▶ [Do this]
Reproduce exactly the lines between the one holding "What elements are" and the one holding "answer: After hit", inclusive, and leave out the picture.
---------- Entries provided ----------
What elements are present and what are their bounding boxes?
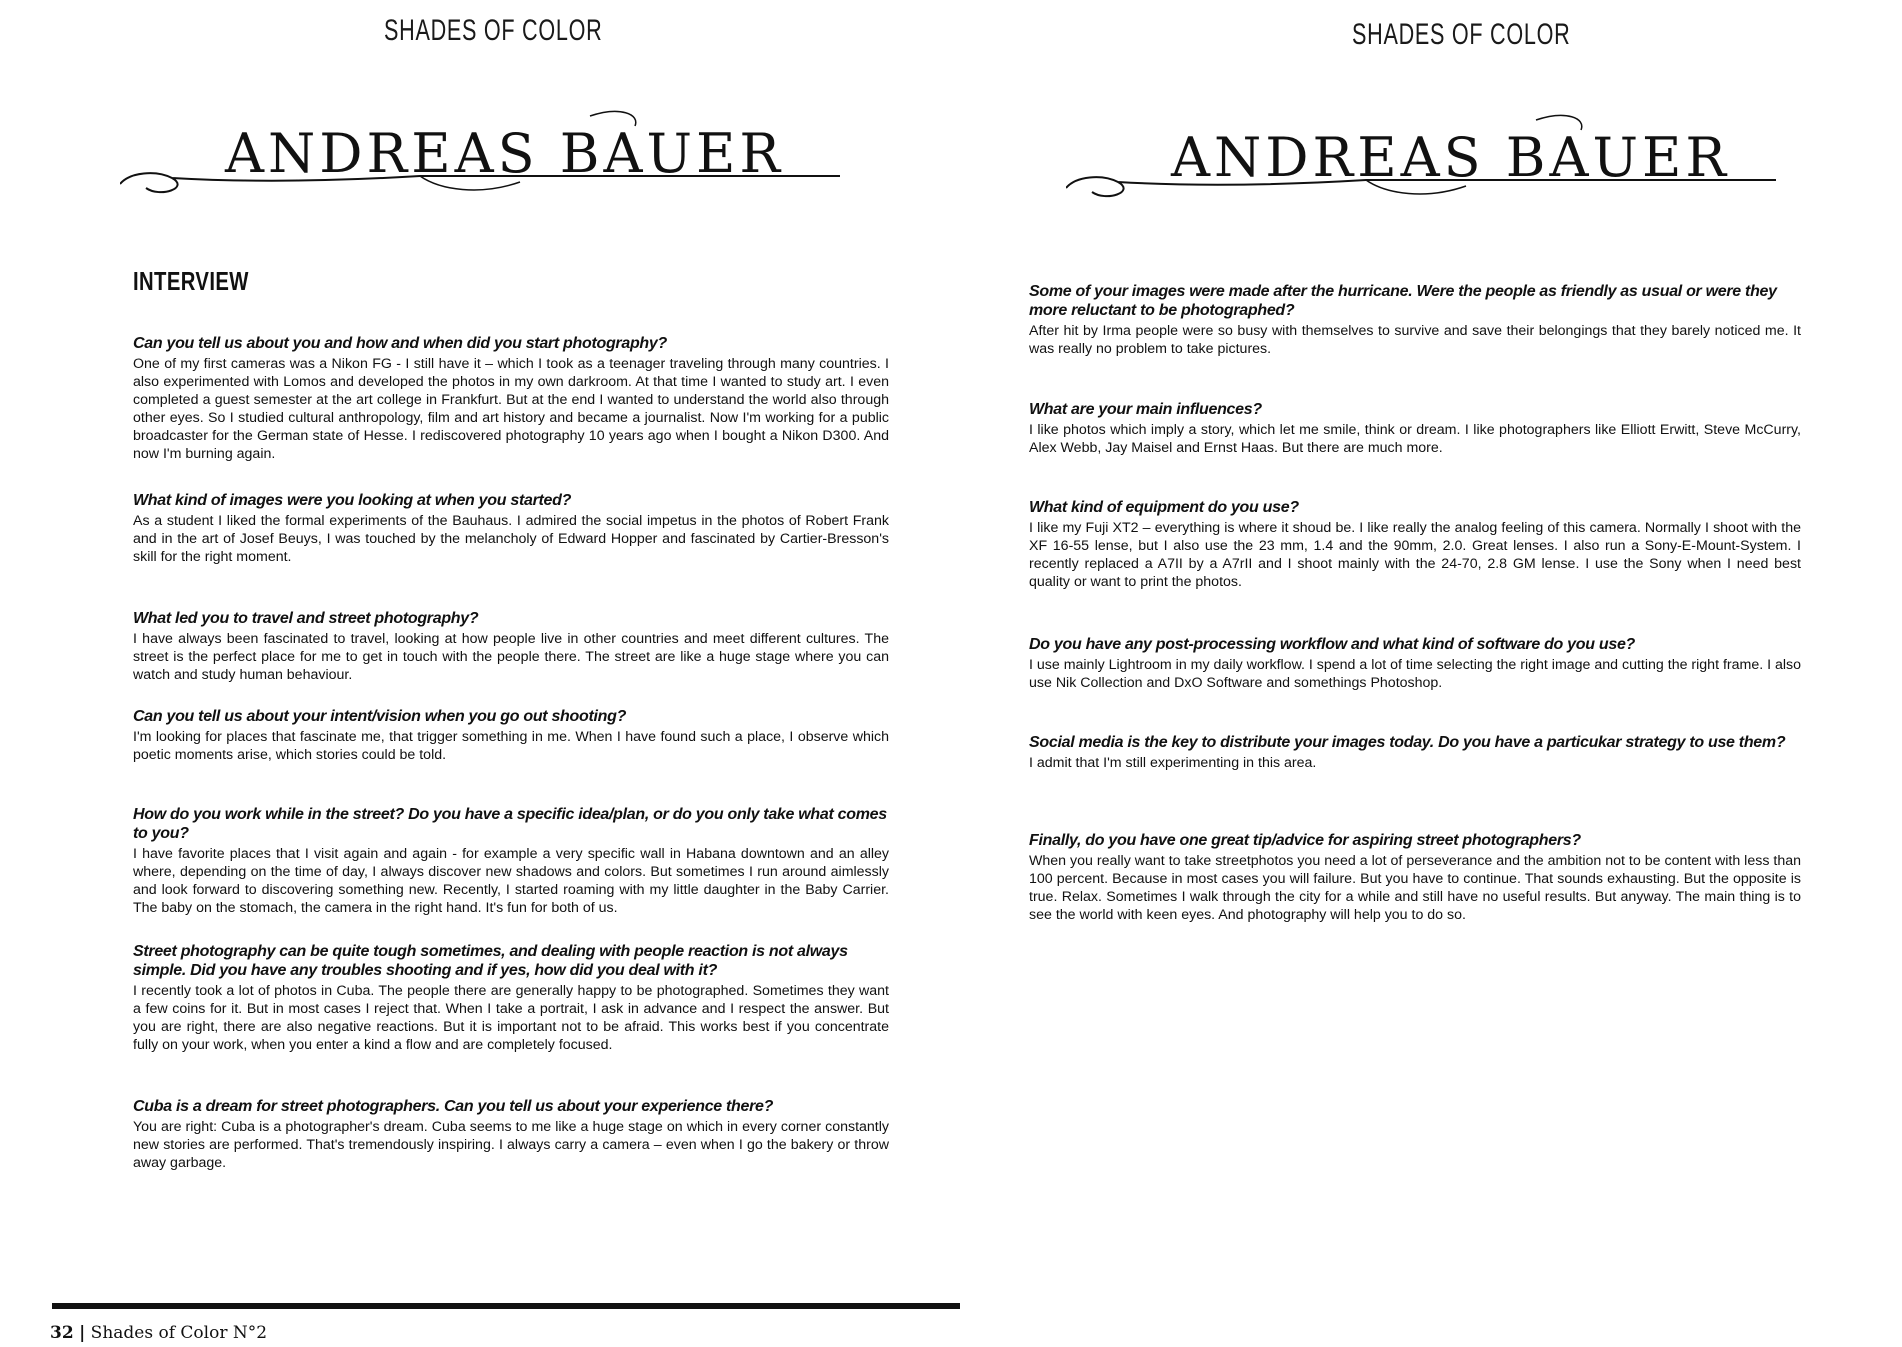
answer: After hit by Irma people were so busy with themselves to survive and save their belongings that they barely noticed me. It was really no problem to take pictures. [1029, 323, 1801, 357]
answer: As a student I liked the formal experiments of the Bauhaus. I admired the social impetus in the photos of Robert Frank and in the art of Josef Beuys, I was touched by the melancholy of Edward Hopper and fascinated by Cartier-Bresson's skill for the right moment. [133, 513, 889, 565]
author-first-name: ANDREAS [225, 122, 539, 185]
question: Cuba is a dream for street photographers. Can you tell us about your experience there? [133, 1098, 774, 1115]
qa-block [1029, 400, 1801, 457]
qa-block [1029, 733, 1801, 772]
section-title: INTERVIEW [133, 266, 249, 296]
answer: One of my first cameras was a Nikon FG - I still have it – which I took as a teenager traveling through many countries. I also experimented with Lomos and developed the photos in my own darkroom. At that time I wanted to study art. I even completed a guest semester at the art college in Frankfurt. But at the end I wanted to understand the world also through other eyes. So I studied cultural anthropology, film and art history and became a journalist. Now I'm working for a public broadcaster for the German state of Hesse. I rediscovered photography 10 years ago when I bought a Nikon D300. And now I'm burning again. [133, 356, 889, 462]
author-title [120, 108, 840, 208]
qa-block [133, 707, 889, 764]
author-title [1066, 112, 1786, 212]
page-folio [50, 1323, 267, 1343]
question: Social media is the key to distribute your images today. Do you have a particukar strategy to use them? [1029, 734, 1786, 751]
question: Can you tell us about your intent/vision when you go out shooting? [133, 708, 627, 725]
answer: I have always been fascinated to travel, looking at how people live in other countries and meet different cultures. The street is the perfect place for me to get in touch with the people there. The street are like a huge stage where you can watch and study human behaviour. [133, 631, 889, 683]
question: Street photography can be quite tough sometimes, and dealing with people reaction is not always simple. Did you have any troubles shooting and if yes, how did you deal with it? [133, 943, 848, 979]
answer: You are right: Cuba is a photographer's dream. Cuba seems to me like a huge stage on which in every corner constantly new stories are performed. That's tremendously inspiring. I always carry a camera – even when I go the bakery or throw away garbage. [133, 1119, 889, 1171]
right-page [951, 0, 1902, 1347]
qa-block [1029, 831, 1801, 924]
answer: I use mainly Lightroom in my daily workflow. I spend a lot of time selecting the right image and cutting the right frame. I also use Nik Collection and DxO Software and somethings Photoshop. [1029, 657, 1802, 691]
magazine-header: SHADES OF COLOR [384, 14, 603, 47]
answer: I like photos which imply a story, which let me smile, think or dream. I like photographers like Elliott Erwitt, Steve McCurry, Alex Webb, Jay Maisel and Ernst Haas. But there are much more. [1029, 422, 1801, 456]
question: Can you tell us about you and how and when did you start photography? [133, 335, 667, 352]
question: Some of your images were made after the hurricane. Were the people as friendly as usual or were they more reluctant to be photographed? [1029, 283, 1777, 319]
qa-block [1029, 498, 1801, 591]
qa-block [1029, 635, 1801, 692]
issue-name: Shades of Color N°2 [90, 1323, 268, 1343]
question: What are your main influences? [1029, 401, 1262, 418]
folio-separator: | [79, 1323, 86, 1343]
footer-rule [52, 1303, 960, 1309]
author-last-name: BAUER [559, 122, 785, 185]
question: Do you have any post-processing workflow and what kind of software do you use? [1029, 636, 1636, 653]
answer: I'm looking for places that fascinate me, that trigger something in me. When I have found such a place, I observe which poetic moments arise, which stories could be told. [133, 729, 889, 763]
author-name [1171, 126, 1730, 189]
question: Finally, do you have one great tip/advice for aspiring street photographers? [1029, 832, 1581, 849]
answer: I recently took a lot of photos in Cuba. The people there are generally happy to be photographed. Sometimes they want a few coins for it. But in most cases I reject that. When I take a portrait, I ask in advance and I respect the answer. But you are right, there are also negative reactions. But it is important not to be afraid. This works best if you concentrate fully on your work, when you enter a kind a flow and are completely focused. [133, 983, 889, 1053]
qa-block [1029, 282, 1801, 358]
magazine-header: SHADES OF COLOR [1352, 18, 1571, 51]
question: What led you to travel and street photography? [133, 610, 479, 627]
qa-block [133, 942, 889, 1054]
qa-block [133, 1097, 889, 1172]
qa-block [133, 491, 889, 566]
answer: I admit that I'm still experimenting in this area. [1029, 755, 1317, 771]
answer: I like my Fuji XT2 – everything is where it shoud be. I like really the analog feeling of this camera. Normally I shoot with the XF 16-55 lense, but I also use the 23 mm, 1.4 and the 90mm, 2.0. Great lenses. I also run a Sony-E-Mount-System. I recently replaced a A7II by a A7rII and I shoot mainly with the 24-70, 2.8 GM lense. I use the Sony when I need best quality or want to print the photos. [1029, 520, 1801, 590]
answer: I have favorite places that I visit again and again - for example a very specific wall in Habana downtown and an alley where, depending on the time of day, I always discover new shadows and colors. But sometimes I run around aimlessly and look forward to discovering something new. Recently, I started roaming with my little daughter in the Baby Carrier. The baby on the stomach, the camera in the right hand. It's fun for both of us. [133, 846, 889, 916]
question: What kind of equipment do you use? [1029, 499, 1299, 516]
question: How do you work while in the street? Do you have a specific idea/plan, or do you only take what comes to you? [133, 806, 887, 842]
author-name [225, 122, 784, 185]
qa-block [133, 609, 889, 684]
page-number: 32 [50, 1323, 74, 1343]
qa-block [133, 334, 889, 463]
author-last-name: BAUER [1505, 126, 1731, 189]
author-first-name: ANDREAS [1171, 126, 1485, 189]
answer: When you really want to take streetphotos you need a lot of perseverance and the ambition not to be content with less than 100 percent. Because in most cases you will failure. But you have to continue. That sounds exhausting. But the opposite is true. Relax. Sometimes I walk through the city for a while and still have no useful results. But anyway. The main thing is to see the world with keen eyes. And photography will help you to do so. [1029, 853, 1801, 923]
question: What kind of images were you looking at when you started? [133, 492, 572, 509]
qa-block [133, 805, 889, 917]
----------
---------- Entries provided ----------
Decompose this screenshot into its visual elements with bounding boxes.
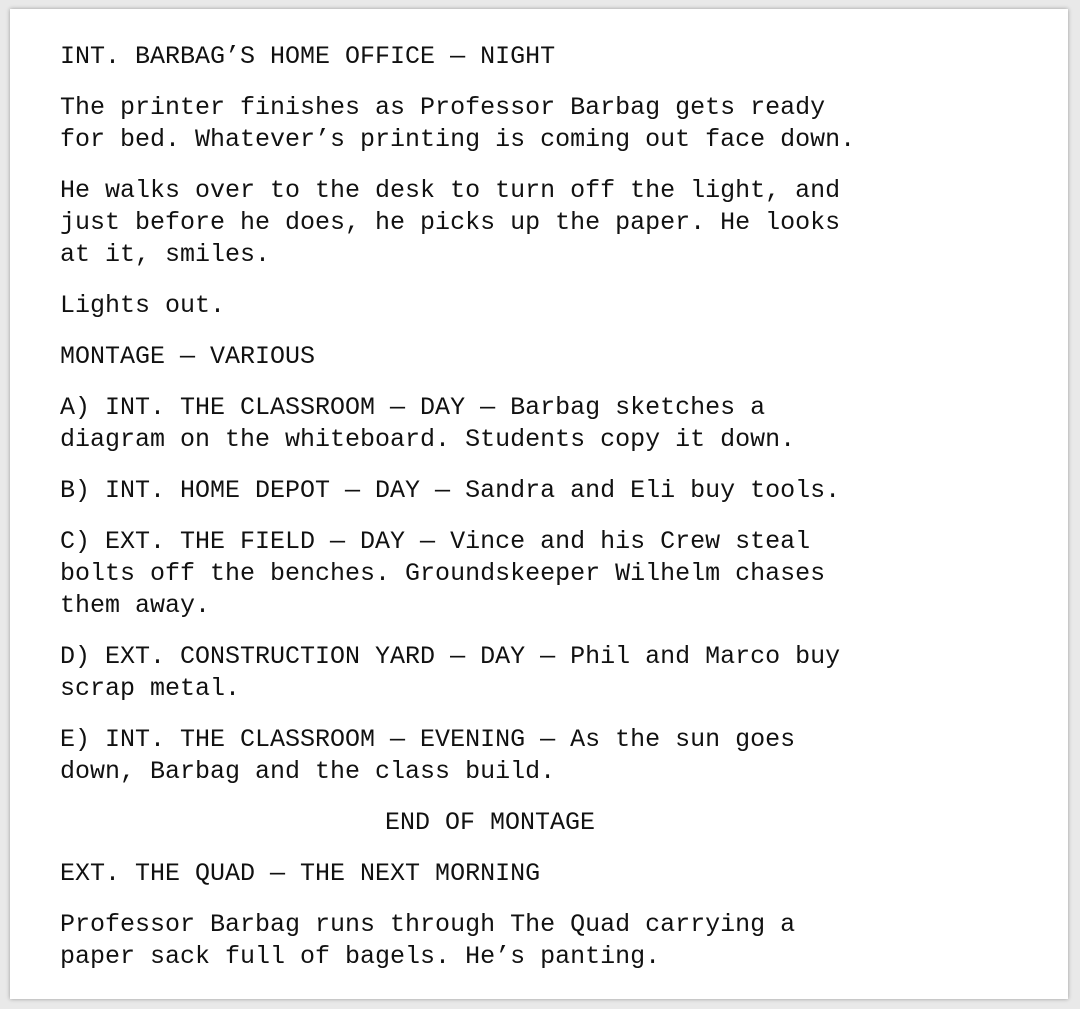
----------
---------- Entries provided ----------
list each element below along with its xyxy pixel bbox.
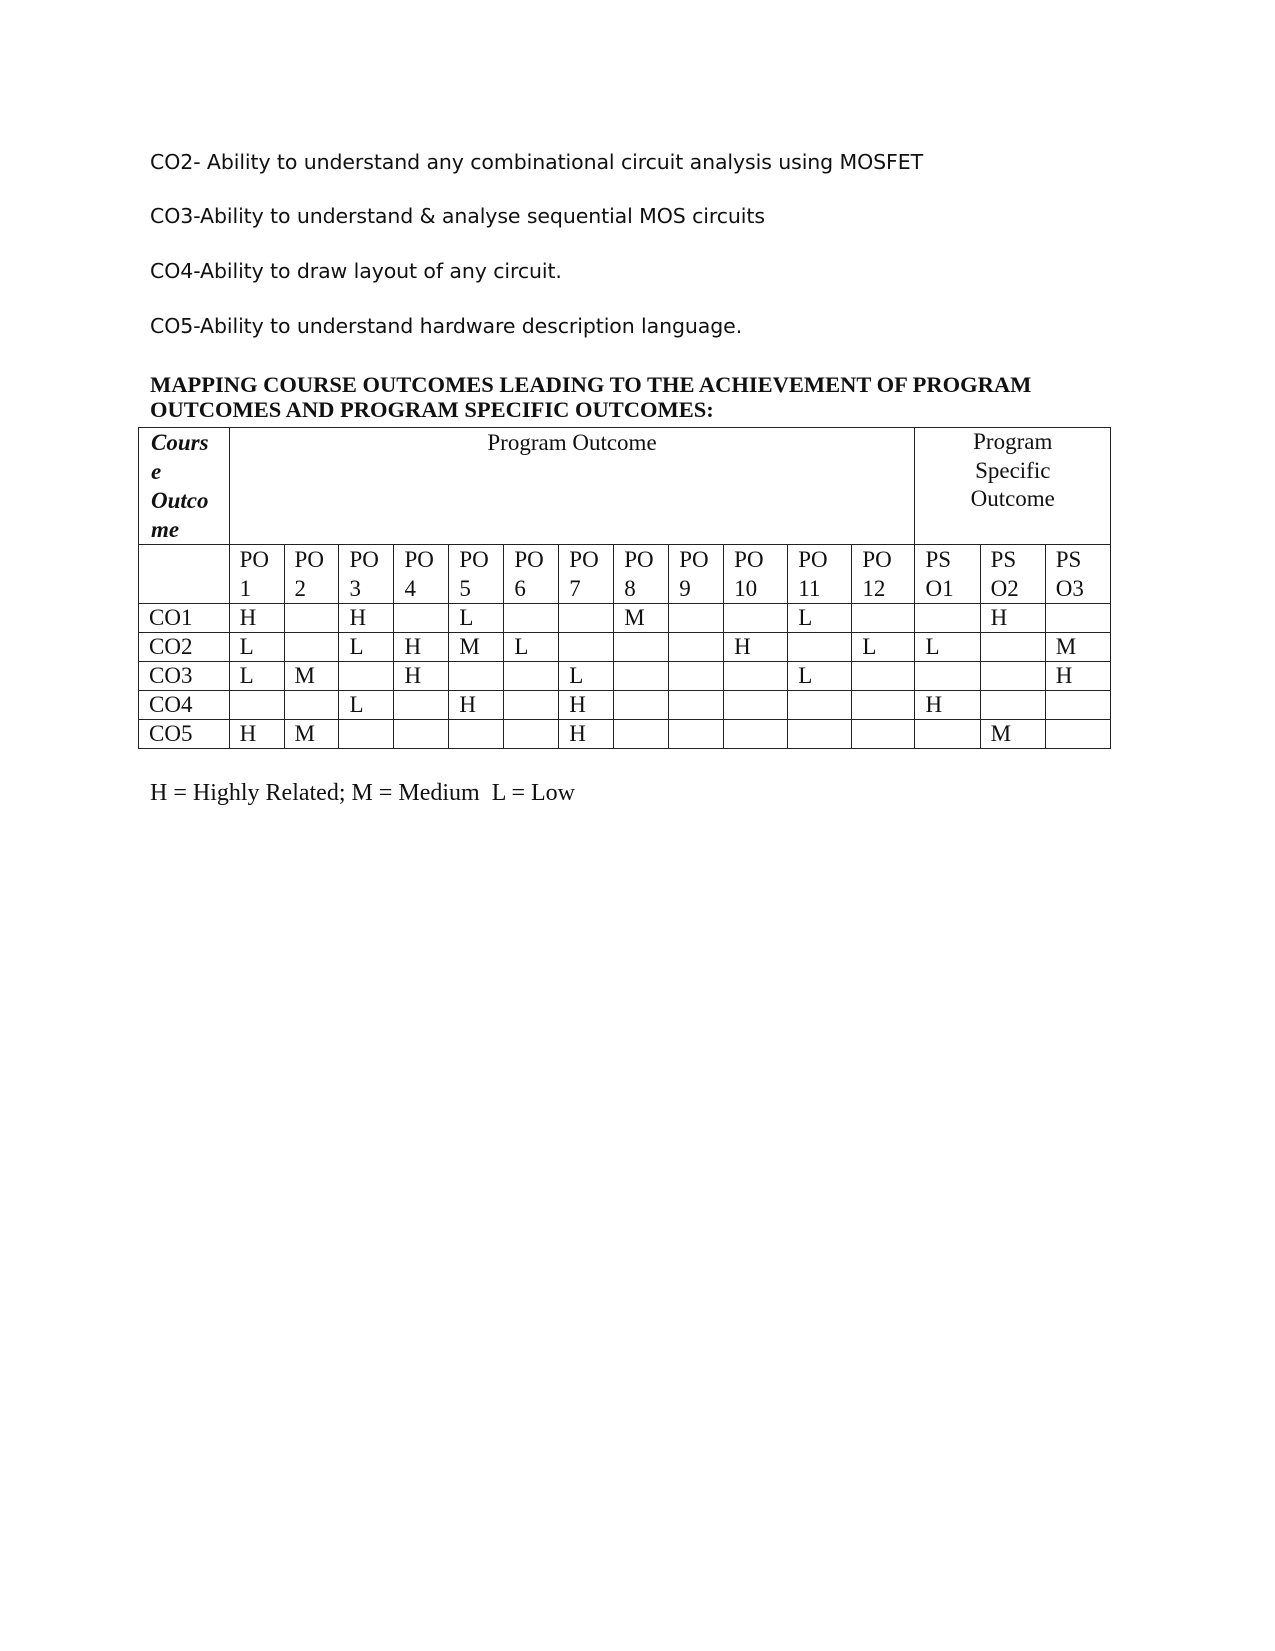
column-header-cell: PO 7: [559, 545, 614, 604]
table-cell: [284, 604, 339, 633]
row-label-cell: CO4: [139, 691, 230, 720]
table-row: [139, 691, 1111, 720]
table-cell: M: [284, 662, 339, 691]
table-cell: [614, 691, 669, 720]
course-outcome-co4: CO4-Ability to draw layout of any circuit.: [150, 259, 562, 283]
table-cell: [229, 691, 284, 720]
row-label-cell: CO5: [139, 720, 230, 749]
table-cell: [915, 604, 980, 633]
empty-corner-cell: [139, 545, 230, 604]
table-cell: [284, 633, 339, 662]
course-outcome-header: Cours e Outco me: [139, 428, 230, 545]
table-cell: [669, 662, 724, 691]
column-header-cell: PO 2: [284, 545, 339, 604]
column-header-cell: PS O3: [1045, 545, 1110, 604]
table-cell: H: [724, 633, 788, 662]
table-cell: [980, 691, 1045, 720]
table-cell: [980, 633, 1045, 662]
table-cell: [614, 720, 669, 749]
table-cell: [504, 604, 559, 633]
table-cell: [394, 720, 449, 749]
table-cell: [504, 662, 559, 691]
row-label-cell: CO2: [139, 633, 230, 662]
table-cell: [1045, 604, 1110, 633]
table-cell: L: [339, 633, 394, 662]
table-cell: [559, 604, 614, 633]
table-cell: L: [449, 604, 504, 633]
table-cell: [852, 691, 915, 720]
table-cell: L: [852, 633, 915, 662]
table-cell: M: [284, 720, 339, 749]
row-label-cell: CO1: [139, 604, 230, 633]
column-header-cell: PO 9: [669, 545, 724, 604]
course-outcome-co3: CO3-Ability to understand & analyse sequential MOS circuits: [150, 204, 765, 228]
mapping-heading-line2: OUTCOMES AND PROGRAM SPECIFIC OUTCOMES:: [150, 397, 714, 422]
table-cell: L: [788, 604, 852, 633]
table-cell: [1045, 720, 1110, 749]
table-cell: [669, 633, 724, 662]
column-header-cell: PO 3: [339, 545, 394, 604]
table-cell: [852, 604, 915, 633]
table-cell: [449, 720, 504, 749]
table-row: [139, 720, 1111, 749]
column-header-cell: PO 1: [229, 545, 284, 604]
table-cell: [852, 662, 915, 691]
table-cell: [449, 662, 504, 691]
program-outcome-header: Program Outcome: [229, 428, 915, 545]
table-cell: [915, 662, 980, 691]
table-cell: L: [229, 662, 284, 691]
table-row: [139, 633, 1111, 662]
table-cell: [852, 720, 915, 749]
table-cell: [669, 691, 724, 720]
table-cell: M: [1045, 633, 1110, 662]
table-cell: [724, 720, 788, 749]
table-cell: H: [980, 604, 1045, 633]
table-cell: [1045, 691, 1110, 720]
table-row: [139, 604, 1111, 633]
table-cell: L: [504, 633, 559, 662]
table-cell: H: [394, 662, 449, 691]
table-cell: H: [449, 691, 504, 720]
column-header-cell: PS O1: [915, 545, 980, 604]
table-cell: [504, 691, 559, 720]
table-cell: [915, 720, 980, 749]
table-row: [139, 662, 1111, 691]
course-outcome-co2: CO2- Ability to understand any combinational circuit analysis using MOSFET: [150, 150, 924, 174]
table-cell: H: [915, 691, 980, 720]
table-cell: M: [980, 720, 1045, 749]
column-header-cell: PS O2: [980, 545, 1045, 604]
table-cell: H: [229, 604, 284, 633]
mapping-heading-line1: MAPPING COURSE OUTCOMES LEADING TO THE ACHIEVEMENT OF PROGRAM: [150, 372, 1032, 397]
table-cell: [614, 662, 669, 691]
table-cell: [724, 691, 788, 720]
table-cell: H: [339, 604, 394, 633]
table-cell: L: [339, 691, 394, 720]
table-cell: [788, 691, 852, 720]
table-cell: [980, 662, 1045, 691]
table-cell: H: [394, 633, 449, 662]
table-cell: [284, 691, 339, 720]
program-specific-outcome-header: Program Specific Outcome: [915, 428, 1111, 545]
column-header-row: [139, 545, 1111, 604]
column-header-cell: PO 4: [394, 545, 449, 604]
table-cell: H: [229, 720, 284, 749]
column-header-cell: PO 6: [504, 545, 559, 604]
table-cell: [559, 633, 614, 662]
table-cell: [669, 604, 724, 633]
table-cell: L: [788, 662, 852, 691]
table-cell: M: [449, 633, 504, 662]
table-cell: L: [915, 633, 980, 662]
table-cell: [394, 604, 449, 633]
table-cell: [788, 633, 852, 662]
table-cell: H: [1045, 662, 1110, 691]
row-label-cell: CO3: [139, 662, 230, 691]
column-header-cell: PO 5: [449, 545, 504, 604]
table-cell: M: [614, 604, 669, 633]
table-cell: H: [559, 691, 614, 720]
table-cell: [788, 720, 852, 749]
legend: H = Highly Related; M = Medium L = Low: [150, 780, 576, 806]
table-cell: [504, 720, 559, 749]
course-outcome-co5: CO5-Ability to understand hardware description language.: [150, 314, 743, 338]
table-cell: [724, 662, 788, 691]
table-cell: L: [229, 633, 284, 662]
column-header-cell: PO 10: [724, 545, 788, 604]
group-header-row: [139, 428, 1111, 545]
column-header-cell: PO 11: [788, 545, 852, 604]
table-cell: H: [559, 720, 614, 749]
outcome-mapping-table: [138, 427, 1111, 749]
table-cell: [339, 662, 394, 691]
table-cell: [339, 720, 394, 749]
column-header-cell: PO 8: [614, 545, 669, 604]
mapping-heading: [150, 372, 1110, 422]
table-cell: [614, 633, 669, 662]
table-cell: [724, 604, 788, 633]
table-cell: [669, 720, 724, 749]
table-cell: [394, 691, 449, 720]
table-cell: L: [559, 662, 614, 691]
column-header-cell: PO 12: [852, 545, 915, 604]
----------
▶ [Answer below]
What elements are present and what are their bounding boxes?
answer: After hit by Irma people were so busy with themselves to survive and save their belongings that they barely noticed me. It was really no problem to take pictures. [1029, 323, 1801, 357]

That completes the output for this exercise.